> **STATED PROBLEM**
In the material below, the lines containing the word "with" are required; copy each of them.

[Dataset records]
· · · ·
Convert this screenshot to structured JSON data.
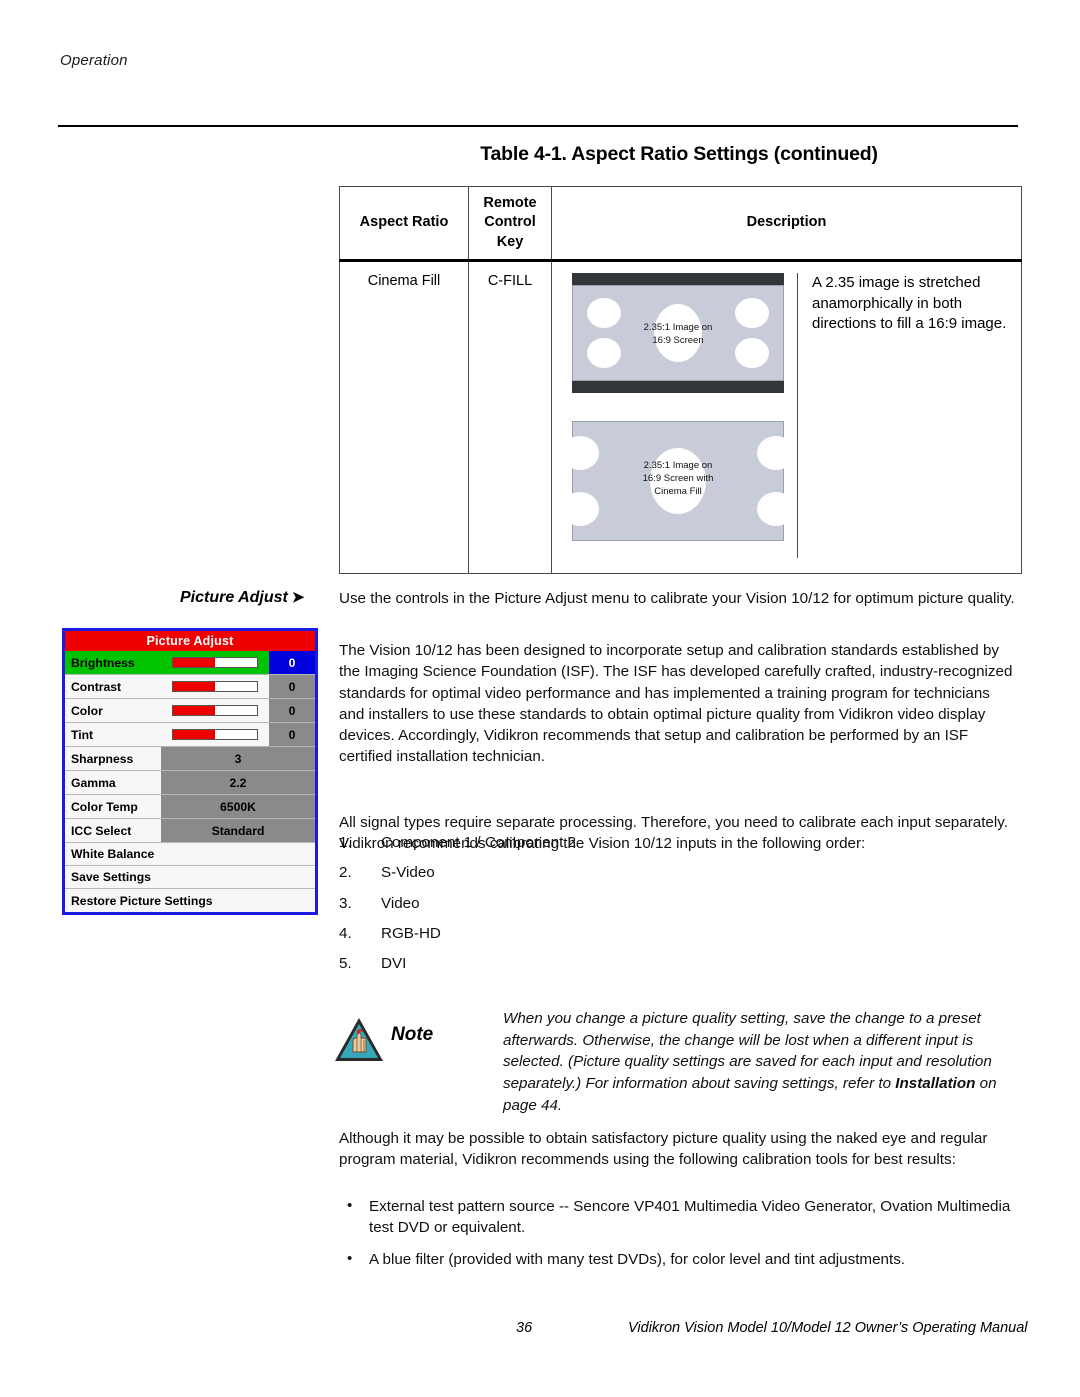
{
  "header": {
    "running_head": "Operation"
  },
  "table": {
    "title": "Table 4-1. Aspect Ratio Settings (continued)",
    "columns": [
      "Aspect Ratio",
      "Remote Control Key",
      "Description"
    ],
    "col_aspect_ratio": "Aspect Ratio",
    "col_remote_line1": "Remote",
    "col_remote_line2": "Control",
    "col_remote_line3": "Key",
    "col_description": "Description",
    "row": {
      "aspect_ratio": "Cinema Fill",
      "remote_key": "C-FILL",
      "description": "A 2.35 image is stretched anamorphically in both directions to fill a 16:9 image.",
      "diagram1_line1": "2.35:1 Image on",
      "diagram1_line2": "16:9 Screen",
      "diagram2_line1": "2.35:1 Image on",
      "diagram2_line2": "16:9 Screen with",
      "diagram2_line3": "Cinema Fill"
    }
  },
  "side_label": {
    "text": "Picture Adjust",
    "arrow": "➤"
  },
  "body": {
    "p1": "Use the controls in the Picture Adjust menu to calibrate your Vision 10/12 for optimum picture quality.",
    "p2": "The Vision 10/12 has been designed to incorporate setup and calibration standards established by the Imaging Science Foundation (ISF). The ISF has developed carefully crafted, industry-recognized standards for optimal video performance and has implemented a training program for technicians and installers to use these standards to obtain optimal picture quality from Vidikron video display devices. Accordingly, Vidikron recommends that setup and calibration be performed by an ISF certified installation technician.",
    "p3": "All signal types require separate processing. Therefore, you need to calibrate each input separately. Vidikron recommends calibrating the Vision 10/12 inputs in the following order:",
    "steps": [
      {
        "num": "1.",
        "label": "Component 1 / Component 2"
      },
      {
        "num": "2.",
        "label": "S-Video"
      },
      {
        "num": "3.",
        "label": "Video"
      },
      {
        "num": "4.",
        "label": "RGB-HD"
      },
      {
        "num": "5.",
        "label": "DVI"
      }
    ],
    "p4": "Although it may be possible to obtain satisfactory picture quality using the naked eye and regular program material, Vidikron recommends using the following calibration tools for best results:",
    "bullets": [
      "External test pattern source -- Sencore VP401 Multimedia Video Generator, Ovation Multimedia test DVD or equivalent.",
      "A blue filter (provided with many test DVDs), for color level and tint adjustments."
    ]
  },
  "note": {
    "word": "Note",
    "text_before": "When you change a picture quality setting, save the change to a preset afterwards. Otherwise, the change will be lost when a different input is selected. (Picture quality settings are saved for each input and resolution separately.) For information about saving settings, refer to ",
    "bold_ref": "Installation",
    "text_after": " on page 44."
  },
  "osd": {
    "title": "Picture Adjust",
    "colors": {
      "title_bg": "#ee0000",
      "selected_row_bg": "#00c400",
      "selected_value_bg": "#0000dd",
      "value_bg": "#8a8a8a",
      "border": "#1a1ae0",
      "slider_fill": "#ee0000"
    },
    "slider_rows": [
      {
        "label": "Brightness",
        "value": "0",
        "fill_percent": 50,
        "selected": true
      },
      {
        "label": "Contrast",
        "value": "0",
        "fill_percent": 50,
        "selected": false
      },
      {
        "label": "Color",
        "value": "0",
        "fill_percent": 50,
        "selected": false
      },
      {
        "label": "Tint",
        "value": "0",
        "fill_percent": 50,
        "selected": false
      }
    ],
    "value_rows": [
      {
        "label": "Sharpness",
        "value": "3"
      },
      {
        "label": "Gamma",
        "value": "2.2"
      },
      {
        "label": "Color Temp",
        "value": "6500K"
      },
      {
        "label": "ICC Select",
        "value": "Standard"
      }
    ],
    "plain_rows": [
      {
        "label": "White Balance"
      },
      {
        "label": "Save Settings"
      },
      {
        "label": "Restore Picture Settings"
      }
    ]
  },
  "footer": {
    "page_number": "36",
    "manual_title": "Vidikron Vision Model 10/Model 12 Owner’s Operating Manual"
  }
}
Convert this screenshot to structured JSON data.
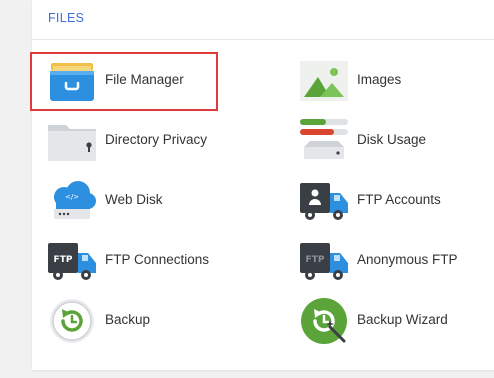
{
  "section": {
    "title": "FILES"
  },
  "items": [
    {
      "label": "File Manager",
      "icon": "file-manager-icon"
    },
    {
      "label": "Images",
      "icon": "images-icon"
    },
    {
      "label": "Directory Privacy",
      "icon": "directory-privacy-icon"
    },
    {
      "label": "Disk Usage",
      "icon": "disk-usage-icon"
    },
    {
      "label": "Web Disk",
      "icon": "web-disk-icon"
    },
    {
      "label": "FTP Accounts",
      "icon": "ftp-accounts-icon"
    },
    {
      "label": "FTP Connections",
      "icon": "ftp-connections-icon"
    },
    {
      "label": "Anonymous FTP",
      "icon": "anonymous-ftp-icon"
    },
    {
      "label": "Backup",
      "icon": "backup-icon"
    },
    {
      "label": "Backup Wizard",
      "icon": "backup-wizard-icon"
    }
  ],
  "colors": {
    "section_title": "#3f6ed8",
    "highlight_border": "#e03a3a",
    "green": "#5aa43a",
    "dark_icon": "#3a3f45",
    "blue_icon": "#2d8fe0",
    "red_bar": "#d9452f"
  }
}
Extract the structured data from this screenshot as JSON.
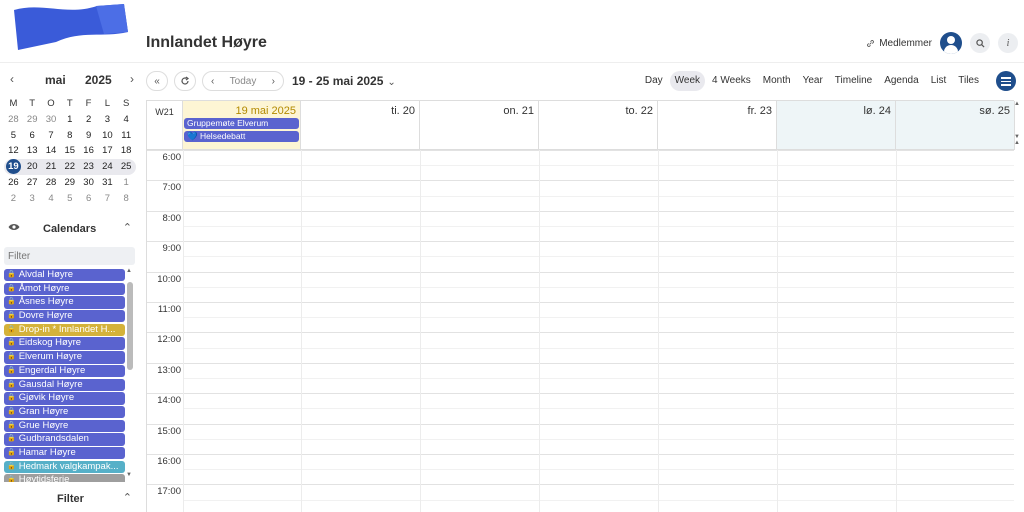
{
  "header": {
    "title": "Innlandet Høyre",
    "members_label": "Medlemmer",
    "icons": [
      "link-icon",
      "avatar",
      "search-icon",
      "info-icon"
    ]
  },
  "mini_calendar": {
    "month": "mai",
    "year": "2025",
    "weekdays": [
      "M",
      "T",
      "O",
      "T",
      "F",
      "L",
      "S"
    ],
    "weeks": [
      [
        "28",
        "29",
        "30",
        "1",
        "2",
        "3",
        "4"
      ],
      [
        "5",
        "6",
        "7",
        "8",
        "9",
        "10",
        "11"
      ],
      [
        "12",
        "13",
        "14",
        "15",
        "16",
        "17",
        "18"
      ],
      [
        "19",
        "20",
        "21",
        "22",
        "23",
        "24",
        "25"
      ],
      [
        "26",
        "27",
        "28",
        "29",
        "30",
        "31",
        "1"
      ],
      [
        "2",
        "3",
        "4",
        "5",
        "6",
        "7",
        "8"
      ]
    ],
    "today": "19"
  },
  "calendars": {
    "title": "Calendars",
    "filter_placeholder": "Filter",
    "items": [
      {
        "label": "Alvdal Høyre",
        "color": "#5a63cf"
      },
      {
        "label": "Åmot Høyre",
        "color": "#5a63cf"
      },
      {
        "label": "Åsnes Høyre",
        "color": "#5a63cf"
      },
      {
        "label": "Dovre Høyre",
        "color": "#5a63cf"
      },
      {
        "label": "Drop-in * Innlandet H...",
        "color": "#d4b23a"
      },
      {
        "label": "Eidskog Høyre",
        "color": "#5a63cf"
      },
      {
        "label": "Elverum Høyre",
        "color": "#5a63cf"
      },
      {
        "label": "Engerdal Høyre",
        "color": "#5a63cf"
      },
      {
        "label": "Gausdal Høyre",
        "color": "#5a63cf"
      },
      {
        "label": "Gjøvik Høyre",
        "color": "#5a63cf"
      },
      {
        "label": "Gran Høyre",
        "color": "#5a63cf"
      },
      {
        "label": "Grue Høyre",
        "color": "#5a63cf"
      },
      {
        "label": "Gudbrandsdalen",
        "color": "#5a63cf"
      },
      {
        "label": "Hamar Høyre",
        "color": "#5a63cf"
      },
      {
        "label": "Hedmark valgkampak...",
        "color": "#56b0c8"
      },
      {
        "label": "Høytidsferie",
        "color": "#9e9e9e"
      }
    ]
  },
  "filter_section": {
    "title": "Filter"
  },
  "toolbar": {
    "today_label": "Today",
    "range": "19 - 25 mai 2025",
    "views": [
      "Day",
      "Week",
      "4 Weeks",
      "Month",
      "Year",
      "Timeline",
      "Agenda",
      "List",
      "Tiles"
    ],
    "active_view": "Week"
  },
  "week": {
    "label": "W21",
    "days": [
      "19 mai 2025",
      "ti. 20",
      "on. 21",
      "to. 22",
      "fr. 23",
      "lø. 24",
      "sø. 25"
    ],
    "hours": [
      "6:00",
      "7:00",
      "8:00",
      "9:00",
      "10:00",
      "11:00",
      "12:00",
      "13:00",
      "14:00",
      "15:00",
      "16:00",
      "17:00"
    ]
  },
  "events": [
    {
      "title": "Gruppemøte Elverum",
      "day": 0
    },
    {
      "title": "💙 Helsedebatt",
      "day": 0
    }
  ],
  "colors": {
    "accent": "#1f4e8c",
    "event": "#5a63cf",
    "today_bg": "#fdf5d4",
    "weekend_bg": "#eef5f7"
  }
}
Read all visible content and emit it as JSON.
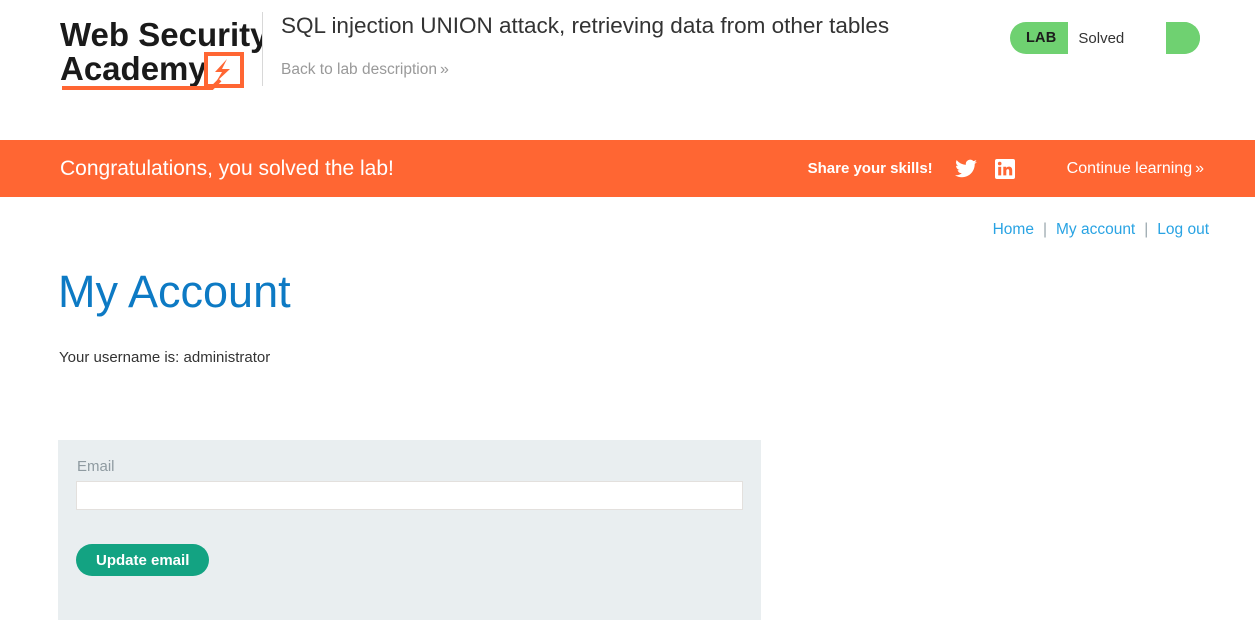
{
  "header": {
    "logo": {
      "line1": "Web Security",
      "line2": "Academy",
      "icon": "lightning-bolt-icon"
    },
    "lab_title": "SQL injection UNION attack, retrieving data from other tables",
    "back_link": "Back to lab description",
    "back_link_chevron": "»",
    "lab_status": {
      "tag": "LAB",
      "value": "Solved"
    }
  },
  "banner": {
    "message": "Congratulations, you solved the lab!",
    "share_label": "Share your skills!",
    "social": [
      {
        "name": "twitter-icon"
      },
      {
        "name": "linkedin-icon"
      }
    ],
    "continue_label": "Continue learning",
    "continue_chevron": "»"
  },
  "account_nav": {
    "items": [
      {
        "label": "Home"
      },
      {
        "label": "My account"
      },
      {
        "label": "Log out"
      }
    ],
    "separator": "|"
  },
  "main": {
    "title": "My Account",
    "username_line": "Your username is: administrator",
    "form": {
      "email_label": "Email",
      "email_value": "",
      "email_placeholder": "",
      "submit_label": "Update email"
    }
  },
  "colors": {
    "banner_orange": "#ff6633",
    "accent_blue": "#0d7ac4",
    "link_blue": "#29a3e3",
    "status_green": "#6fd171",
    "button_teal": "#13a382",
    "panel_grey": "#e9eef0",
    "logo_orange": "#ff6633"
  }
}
· · · ·
> **FINAL RESULT**
      "diagram2_line2": "16:9 Screen with",
      "A blue filter (provided with many test DVDs), for color level and tint adjustments."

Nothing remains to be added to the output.